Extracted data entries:
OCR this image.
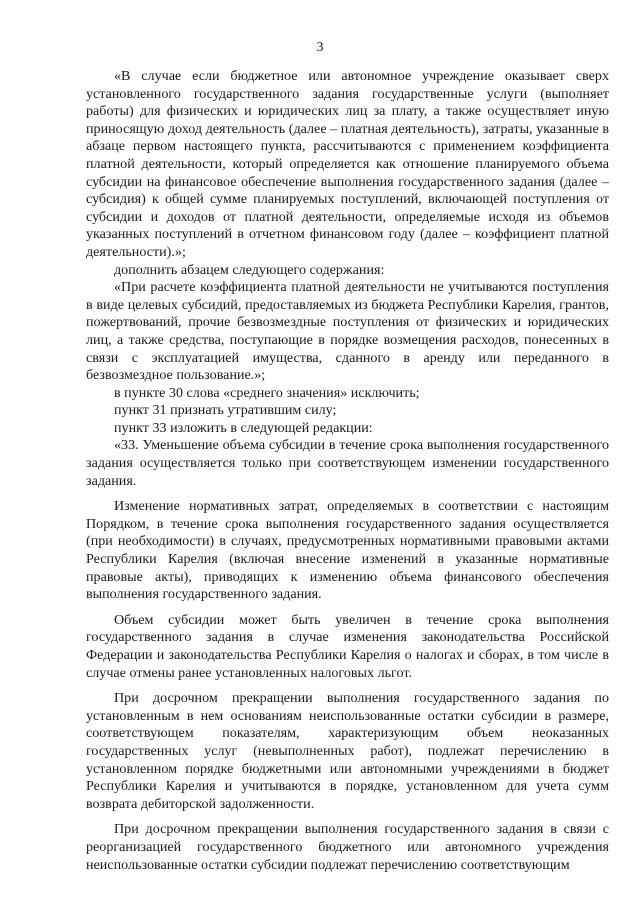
3

«В случае если бюджетное или автономное учреждение оказывает сверх установленного государственного задания государственные услуги (выполняет работы) для физических и юридических лиц за плату, а также осуществляет иную приносящую доход деятельность (далее – платная деятельность), затраты, указанные в абзаце первом настоящего пункта, рассчитываются с применением коэффициента платной деятельности, который определяется как отношение планируемого объема субсидии на финансовое обеспечение выполнения государственного задания (далее – субсидия) к общей сумме планируемых поступлений, включающей поступления от субсидии и доходов от платной деятельности, определяемые исходя из объемов указанных поступлений в отчетном финансовом году (далее – коэффициент платной деятельности).»;

дополнить абзацем следующего содержания:

«При расчете коэффициента платной деятельности не учитываются поступления в виде целевых субсидий, предоставляемых из бюджета Республики Карелия, грантов, пожертвований, прочие безвозмездные поступления от физических и юридических лиц, а также средства, поступающие в порядке возмещения расходов, понесенных в связи с эксплуатацией имущества, сданного в аренду или переданного в безвозмездное пользование.»;

в пункте 30 слова «среднего значения» исключить;

пункт 31 признать утратившим силу;

пункт 33 изложить в следующей редакции:

«33. Уменьшение объема субсидии в течение срока выполнения государственного задания осуществляется только при соответствующем изменении государственного задания.

Изменение нормативных затрат, определяемых в соответствии с настоящим Порядком, в течение срока выполнения государственного задания осуществляется (при необходимости) в случаях, предусмотренных нормативными правовыми актами Республики Карелия (включая внесение изменений в указанные нормативные правовые акты), приводящих к изменению объема финансового обеспечения выполнения государственного задания.

Объем субсидии может быть увеличен в течение срока выполнения государственного задания в случае изменения законодательства Российской Федерации и законодательства Республики Карелия о налогах и сборах, в том числе в случае отмены ранее установленных налоговых льгот.

При досрочном прекращении выполнения государственного задания по установленным в нем основаниям неиспользованные остатки субсидии в размере, соответствующем показателям, характеризующим объем неоказанных государственных услуг (невыполненных работ), подлежат перечислению в установленном порядке бюджетными или автономными учреждениями в бюджет Республики Карелия и учитываются в порядке, установленном для учета сумм возврата дебиторской задолженности.

При досрочном прекращении выполнения государственного задания в связи с реорганизацией государственного бюджетного или автономного учреждения неиспользованные остатки субсидии подлежат перечислению соответствующим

Required task:
Repeat the full listing above exactly, with no pictures in the copy.

Correct answer:
OCR this image.
3

«В случае если бюджетное или автономное учреждение оказывает сверх установленного государственного задания государственные услуги (выполняет работы) для физических и юридических лиц за плату, а также осуществляет иную приносящую доход деятельность (далее – платная деятельность), затраты, указанные в абзаце первом настоящего пункта, рассчитываются с применением коэффициента платной деятельности, который определяется как отношение планируемого объема субсидии на финансовое обеспечение выполнения государственного задания (далее – субсидия) к общей сумме планируемых поступлений, включающей поступления от субсидии и доходов от платной деятельности, определяемые исходя из объемов указанных поступлений в отчетном финансовом году (далее – коэффициент платной деятельности).»;

дополнить абзацем следующего содержания:

«При расчете коэффициента платной деятельности не учитываются поступления в виде целевых субсидий, предоставляемых из бюджета Республики Карелия, грантов, пожертвований, прочие безвозмездные поступления от физических и юридических лиц, а также средства, поступающие в порядке возмещения расходов, понесенных в связи с эксплуатацией имущества, сданного в аренду или переданного в безвозмездное пользование.»;

в пункте 30 слова «среднего значения» исключить;

пункт 31 признать утратившим силу;

пункт 33 изложить в следующей редакции:

«33. Уменьшение объема субсидии в течение срока выполнения государственного задания осуществляется только при соответствующем изменении государственного задания.

Изменение нормативных затрат, определяемых в соответствии с настоящим Порядком, в течение срока выполнения государственного задания осуществляется (при необходимости) в случаях, предусмотренных нормативными правовыми актами Республики Карелия (включая внесение изменений в указанные нормативные правовые акты), приводящих к изменению объема финансового обеспечения выполнения государственного задания.

Объем субсидии может быть увеличен в течение срока выполнения государственного задания в случае изменения законодательства Российской Федерации и законодательства Республики Карелия о налогах и сборах, в том числе в случае отмены ранее установленных налоговых льгот.

При досрочном прекращении выполнения государственного задания по установленным в нем основаниям неиспользованные остатки субсидии в размере, соответствующем показателям, характеризующим объем неоказанных государственных услуг (невыполненных работ), подлежат перечислению в установленном порядке бюджетными или автономными учреждениями в бюджет Республики Карелия и учитываются в порядке, установленном для учета сумм возврата дебиторской задолженности.

При досрочном прекращении выполнения государственного задания в связи с реорганизацией государственного бюджетного или автономного учреждения неиспользованные остатки субсидии подлежат перечислению соответствующим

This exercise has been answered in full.